• Entries provided:
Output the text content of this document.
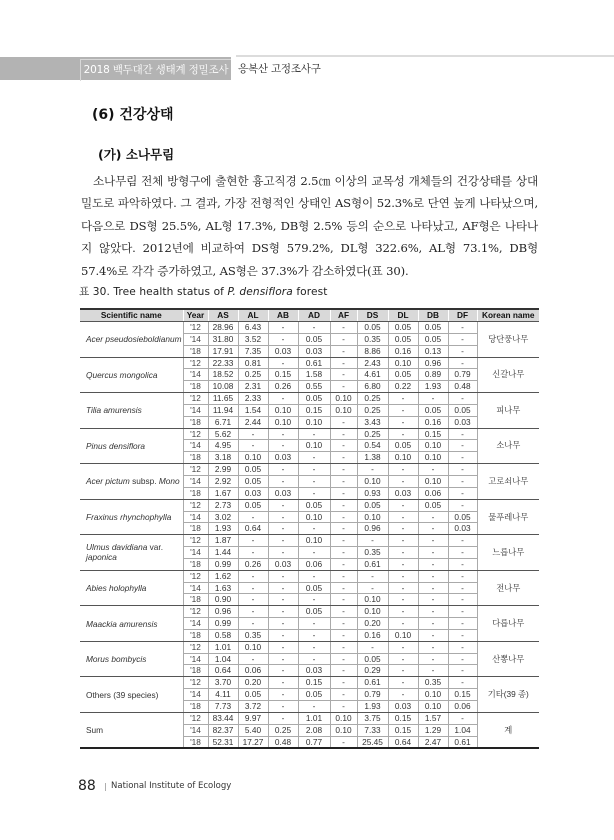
2018 백두대간 생태계 정밀조사 응복산 고정조사구
(6) 건강상태
(가) 소나무림
소나무림 전체 방형구에 출현한 흉고직경 2.5㎝ 이상의 교목성 개체들의 건강상태를 상대밀도로 파악하였다. 그 결과, 가장 전형적인 상태인 AS형이 52.3%로 단연 높게 나타났으며, 다음으로 DS형 25.5%, AL형 17.3%, DB형 2.5% 등의 순으로 나타났고, AF형은 나타나지 않았다. 2012년에 비교하여 DS형 579.2%, DL형 322.6%, AL형 73.1%, DB형 57.4%로 각각 증가하였고, AS형은 37.3%가 감소하였다(표 30).
표 30. Tree health status of P. densiflora forest
Scientific name	Year	AS	AL	AB	AD	AF	DS	DL	DB	DF	Korean name
Acer pseudosieboldianum	'12	28.96	6.43	-	-	-	0.05	0.05	0.05	-	당단풍나무
	'14	31.80	3.52	-	0.05	-	0.35	0.05	0.05	-	
	'18	17.91	7.35	0.03	0.03	-	8.86	0.16	0.13	-	
Quercus mongolica	'12	22.33	0.81	-	0.61	-	2.43	0.10	0.96	-	신갈나무
	'14	18.52	0.25	0.15	1.58	-	4.61	0.05	0.89	0.79	
	'18	10.08	2.31	0.26	0.55	-	6.80	0.22	1.93	0.48	
Tilia amurensis	'12	11.65	2.33	-	0.05	0.10	0.25	-	-	-	피나무
	'14	11.94	1.54	0.10	0.15	0.10	0.25	-	0.05	0.05	
	'18	6.71	2.44	0.10	0.10	-	3.43	-	0.16	0.03	
Pinus densiflora	'12	5.62	-	-	-	-	0.25	-	0.15	-	소나무
	'14	4.95	-	-	0.10	-	0.54	0.05	0.10	-	
	'18	3.18	0.10	0.03	-	-	1.38	0.10	0.10	-	
Acer pictum subsp. Mono	'12	2.99	0.05	-	-	-	-	-	-	-	고로쇠나무
	'14	2.92	0.05	-	-	-	0.10	-	0.10	-	
	'18	1.67	0.03	0.03	-	-	0.93	0.03	0.06	-	
Fraxinus rhynchophylla	'12	2.73	0.05	-	0.05	-	0.05	-	0.05	-	물푸레나무
	'14	3.02	-	-	0.10	-	0.10	-	-	0.05	
	'18	1.93	0.64	-	-	-	0.96	-	-	0.03	
Ulmus davidiana var. japonica	'12	1.87	-	-	0.10	-	-	-	-	-	느릅나무
	'14	1.44	-	-	-	-	0.35	-	-	-	
	'18	0.99	0.26	0.03	0.06	-	0.61	-	-	-	
Abies holophylla	'12	1.62	-	-	-	-	-	-	-	-	전나무
	'14	1.63	-	-	0.05	-	-	-	-	-	
	'18	0.90	-	-	-	-	0.10	-	-	-	
Maackia amurensis	'12	0.96	-	-	0.05	-	0.10	-	-	-	다릅나무
	'14	0.99	-	-	-	-	0.20	-	-	-	
	'18	0.58	0.35	-	-	-	0.16	0.10	-	-	
Morus bombycis	'12	1.01	0.10	-	-	-	-	-	-	-	산뽕나무
	'14	1.04	-	-	-	-	0.05	-	-	-	
	'18	0.64	0.06	-	0.03	-	0.29	-	-	-	
Others (39 species)	'12	3.70	0.20	-	0.15	-	0.61	-	0.35	-	기타(39 종)
	'14	4.11	0.05	-	0.05	-	0.79	-	0.10	0.15	
	'18	7.73	3.72	-	-	-	1.93	0.03	0.10	0.06	
Sum	'12	83.44	9.97	-	1.01	0.10	3.75	0.15	1.57	-	계
	'14	82.37	5.40	0.25	2.08	0.10	7.33	0.15	1.29	1.04	
	'18	52.31	17.27	0.48	0.77	-	25.45	0.64	2.47	0.61	
88 | National Institute of Ecology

• What is asked: Copy every line of the listing containing the string "densiflora".

• Task result:
표 30. Tree health status of P. densiflora forest
Pinus densiflora	'12	5.62	-	-	-	-	0.25	-	0.15	-	소나무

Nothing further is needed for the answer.